## begin Records supplied

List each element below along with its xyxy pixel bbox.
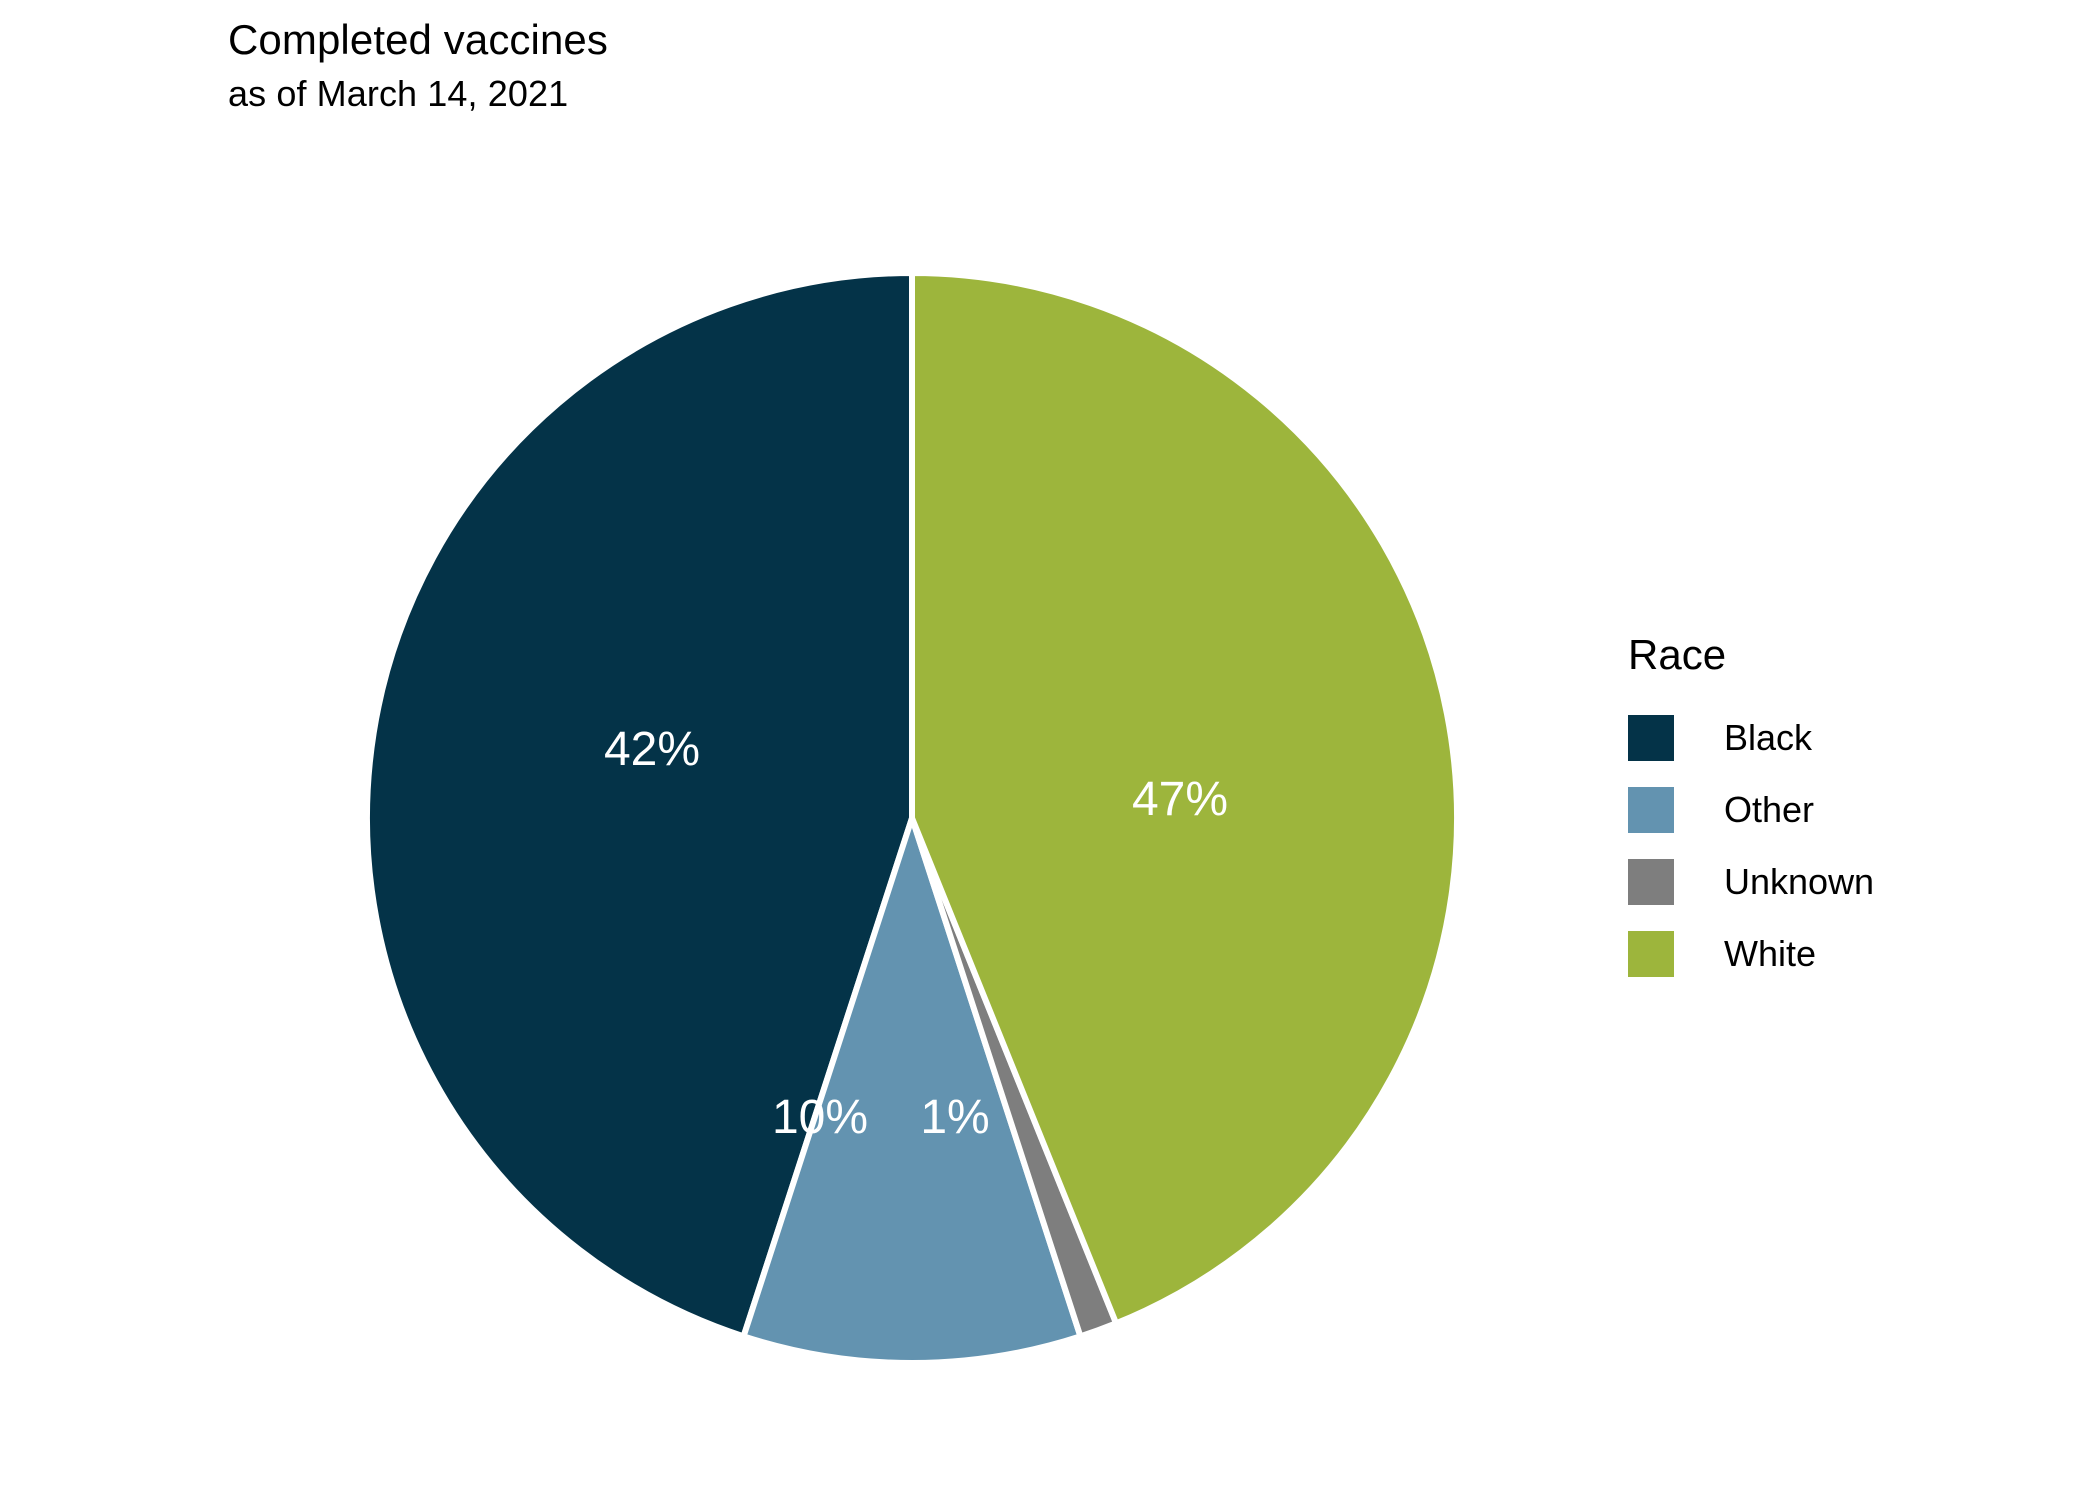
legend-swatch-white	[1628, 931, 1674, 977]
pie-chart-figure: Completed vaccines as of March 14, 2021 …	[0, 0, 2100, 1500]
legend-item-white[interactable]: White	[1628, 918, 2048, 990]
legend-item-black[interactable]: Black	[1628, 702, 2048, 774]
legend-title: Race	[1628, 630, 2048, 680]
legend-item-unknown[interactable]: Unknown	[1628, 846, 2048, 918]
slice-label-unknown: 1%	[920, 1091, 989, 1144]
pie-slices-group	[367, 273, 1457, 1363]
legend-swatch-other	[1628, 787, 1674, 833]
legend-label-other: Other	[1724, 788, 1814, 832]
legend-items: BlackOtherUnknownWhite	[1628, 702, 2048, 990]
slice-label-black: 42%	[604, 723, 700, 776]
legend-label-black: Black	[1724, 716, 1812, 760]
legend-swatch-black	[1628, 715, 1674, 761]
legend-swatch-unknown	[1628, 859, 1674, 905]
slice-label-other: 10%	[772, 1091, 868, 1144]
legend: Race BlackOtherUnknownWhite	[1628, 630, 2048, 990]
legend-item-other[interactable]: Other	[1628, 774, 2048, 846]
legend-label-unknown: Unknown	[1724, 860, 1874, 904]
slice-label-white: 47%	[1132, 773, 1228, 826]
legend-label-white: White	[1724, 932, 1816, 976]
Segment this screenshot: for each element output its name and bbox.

## end Records supplied

Given instruction>
Reproduce the lines of every item above, substituting "Ethnicity" for "Race" wherever it appears and leaving everything else unchanged. Omit the pictures from your answer.

Complete output>
List each element below along with its xyxy pixel bbox.
legend-swatch-white	[1628, 931, 1674, 977]
pie-chart-figure: Completed vaccines as of March 14, 2021 …	[0, 0, 2100, 1500]
legend-item-white[interactable]: White	[1628, 918, 2048, 990]
legend-item-black[interactable]: Black	[1628, 702, 2048, 774]
legend-title: Ethnicity	[1628, 630, 2048, 680]
legend-item-unknown[interactable]: Unknown	[1628, 846, 2048, 918]
slice-label-unknown: 1%	[920, 1091, 989, 1144]
pie-slices-group	[367, 273, 1457, 1363]
legend-swatch-other	[1628, 787, 1674, 833]
legend-label-other: Other	[1724, 788, 1814, 832]
legend-items: BlackOtherUnknownWhite	[1628, 702, 2048, 990]
slice-label-black: 42%	[604, 723, 700, 776]
legend-label-black: Black	[1724, 716, 1812, 760]
legend-swatch-black	[1628, 715, 1674, 761]
legend-swatch-unknown	[1628, 859, 1674, 905]
slice-label-other: 10%	[772, 1091, 868, 1144]
legend: Ethnicity BlackOtherUnknownWhite	[1628, 630, 2048, 990]
legend-item-other[interactable]: Other	[1628, 774, 2048, 846]
legend-label-unknown: Unknown	[1724, 860, 1874, 904]
slice-label-white: 47%	[1132, 773, 1228, 826]
legend-label-white: White	[1724, 932, 1816, 976]
Segment this screenshot: for each element output its name and bbox.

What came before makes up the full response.